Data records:
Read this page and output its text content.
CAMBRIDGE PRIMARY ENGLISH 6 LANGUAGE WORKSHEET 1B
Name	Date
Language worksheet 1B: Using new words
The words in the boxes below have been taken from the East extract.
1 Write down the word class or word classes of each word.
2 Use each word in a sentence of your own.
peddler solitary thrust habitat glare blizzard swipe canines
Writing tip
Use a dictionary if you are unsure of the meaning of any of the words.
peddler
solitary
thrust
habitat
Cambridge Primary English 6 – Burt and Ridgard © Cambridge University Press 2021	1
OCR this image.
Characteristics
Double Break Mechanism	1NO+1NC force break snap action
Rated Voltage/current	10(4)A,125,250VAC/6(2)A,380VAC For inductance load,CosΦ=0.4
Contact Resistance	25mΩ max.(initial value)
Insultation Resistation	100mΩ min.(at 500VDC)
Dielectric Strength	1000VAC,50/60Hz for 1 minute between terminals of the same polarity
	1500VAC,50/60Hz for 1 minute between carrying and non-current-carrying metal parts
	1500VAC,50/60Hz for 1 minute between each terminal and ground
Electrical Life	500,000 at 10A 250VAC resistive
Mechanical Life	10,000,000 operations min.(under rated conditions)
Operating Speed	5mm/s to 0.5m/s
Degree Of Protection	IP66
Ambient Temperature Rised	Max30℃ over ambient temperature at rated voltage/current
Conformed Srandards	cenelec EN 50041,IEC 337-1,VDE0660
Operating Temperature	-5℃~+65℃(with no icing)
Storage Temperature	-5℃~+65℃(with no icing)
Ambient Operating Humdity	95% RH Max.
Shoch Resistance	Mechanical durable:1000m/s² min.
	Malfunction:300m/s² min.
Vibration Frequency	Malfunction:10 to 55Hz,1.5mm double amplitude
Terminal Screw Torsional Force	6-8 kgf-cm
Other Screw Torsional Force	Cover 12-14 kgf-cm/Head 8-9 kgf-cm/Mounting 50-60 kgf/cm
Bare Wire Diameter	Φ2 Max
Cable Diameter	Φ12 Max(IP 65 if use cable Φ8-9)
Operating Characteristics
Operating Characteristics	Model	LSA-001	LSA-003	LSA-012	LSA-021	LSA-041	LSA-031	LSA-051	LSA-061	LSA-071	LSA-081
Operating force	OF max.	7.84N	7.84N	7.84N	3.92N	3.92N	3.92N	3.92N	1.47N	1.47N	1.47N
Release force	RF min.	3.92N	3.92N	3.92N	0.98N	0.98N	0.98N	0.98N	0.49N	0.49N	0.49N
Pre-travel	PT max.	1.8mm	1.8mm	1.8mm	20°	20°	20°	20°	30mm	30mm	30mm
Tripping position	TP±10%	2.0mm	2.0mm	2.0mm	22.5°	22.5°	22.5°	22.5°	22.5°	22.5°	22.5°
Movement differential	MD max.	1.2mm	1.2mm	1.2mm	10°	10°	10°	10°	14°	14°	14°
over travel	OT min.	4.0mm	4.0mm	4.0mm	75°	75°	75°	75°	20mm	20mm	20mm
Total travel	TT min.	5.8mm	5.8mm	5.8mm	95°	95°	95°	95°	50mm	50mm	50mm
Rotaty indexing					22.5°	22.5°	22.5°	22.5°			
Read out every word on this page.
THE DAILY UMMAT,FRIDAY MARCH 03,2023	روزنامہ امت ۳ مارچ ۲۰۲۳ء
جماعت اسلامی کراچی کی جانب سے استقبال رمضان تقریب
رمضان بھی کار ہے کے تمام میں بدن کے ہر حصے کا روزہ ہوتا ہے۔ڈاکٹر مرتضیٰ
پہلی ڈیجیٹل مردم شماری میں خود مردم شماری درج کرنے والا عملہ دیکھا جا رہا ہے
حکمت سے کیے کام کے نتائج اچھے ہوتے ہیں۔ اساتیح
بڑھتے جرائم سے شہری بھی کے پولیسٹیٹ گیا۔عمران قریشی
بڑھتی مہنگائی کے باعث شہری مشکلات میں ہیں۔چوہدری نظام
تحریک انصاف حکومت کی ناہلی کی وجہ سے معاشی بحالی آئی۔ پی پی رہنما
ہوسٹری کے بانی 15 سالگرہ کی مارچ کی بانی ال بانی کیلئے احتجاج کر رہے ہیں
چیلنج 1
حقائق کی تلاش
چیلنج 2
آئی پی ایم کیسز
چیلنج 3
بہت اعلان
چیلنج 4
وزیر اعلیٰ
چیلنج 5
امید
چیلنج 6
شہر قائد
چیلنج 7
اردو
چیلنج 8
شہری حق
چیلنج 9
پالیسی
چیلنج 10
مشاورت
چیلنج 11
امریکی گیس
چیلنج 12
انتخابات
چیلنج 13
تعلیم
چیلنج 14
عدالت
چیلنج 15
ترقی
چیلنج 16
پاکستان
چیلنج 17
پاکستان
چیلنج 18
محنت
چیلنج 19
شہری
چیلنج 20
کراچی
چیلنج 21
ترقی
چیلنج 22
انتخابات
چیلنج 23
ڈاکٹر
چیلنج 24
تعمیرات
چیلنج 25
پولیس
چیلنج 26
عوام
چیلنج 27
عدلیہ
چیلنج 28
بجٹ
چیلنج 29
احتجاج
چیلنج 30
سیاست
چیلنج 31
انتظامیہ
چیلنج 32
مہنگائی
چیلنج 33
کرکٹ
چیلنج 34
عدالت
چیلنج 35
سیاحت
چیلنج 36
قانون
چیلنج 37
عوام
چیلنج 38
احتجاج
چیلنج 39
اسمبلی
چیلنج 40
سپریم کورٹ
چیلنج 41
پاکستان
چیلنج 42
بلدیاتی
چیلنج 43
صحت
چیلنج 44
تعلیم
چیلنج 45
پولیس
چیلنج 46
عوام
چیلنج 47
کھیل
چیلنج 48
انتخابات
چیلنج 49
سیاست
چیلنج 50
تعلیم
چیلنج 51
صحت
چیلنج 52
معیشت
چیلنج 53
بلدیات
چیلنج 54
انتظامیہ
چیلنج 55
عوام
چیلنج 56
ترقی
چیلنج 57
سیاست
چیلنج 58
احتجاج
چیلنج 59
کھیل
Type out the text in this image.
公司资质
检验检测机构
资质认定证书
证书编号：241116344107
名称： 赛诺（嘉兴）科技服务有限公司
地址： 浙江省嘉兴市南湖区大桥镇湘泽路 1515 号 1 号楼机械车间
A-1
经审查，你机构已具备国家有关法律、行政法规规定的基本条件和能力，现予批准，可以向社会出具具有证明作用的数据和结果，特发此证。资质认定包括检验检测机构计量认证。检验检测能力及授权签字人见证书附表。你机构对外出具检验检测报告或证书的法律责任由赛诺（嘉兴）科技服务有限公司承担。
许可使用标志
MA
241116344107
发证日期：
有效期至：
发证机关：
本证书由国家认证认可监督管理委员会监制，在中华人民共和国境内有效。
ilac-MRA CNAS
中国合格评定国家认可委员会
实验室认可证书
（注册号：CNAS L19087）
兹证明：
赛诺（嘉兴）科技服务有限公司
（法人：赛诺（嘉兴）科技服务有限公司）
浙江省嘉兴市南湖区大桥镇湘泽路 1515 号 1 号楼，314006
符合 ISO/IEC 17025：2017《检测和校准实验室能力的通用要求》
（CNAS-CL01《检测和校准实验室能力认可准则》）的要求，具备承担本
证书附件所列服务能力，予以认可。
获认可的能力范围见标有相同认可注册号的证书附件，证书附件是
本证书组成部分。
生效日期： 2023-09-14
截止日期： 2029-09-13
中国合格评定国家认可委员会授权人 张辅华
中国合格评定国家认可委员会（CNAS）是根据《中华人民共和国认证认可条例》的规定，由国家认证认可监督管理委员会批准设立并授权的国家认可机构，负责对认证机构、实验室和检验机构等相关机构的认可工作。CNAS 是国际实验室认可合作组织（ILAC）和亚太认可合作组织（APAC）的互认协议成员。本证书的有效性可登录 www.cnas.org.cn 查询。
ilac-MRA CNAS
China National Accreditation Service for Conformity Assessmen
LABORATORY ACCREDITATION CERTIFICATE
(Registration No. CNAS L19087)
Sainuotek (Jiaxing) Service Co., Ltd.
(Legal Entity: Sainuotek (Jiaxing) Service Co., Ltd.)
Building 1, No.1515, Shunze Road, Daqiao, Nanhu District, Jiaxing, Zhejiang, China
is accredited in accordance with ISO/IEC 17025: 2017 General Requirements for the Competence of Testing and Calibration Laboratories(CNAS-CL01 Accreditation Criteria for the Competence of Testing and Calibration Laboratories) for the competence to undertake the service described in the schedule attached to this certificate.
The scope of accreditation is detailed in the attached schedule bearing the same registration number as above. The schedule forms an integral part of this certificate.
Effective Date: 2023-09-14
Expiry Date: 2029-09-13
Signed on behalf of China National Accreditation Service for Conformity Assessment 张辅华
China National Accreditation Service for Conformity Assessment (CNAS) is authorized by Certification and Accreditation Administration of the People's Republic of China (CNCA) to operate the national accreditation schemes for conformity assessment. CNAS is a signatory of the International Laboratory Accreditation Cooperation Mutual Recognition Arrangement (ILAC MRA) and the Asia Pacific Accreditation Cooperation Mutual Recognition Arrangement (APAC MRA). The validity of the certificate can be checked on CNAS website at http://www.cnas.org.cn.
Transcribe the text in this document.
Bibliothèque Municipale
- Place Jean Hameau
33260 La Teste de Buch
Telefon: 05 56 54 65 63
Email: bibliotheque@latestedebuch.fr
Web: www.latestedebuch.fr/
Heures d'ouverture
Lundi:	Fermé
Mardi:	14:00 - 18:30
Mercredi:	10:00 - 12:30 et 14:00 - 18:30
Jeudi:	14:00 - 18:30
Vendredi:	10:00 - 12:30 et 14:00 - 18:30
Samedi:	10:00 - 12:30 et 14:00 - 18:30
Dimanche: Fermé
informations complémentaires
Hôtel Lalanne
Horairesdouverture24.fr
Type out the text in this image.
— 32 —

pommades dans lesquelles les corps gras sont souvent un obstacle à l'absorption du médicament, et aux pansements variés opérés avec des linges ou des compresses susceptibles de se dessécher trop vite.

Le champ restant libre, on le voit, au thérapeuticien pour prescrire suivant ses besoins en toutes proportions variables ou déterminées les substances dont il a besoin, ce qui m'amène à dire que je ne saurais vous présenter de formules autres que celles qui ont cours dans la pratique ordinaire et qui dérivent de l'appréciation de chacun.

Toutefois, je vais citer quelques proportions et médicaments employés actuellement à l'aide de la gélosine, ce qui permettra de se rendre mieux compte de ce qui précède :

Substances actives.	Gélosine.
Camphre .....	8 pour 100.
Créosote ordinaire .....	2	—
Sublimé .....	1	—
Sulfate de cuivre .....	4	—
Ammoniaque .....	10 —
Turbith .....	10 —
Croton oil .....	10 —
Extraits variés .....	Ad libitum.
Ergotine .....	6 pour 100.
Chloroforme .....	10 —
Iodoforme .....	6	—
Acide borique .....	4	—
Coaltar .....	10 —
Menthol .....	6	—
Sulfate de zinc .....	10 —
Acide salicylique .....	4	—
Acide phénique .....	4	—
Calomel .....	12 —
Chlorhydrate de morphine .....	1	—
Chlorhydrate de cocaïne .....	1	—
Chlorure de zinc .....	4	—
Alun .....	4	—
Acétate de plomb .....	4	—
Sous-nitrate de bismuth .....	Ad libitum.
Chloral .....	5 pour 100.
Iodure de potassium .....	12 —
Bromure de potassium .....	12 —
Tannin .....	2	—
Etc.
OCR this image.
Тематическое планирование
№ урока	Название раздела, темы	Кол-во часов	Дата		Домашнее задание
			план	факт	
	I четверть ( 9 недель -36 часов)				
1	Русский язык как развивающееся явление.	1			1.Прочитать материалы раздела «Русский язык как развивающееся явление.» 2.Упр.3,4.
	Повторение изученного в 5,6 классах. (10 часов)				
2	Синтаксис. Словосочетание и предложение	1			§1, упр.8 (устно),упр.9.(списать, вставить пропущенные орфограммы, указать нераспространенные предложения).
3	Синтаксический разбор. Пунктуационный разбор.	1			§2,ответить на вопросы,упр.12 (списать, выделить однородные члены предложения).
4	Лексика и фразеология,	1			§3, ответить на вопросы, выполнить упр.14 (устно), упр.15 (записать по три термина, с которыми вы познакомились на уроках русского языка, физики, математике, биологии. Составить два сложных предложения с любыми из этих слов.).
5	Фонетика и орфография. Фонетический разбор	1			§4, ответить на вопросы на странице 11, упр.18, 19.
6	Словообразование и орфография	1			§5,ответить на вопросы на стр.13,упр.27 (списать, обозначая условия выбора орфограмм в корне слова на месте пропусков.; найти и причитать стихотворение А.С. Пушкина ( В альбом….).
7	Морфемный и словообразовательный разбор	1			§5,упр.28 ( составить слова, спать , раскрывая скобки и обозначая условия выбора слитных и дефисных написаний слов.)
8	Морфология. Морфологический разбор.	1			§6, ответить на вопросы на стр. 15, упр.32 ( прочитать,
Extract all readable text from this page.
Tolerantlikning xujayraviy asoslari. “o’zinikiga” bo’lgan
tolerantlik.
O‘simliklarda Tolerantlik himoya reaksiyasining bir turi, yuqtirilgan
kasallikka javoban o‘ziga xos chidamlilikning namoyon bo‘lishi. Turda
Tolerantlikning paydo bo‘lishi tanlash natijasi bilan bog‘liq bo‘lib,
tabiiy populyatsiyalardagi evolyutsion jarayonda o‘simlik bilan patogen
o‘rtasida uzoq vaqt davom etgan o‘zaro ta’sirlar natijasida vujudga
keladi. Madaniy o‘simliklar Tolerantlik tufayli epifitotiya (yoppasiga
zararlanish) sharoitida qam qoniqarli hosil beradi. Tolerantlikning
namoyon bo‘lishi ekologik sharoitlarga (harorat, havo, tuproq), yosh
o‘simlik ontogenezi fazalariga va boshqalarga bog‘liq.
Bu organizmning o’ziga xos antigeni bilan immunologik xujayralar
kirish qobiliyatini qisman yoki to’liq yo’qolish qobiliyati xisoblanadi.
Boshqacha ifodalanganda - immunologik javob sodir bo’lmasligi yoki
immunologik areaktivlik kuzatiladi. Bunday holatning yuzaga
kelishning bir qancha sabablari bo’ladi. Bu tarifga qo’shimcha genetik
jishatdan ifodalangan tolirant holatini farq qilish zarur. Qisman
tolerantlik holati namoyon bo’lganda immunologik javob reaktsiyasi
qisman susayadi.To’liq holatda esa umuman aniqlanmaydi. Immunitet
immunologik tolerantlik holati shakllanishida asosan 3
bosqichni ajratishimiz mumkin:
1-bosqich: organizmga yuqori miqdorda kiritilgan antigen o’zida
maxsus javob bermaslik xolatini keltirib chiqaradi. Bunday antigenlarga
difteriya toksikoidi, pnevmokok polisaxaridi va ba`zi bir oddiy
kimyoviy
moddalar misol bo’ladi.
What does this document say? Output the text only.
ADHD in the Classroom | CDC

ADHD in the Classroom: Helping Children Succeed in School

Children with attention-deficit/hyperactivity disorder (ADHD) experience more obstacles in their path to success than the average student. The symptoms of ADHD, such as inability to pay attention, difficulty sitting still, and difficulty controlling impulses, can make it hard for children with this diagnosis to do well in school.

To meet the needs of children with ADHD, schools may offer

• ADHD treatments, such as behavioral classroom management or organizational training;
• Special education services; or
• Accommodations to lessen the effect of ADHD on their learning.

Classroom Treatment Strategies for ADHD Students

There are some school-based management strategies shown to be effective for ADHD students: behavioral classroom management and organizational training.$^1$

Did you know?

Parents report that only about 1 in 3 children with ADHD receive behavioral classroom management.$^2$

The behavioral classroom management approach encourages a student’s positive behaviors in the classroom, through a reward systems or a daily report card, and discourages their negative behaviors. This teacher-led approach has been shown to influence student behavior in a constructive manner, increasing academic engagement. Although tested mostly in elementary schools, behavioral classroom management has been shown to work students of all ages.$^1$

**YOUR INSTRUCTIONS:**
Extract all lines of the records above that include "potassium".

**EXERCISE SOLUTION:**
Iodure de potassium .....	12 —
Bromure de potassium .....	12 —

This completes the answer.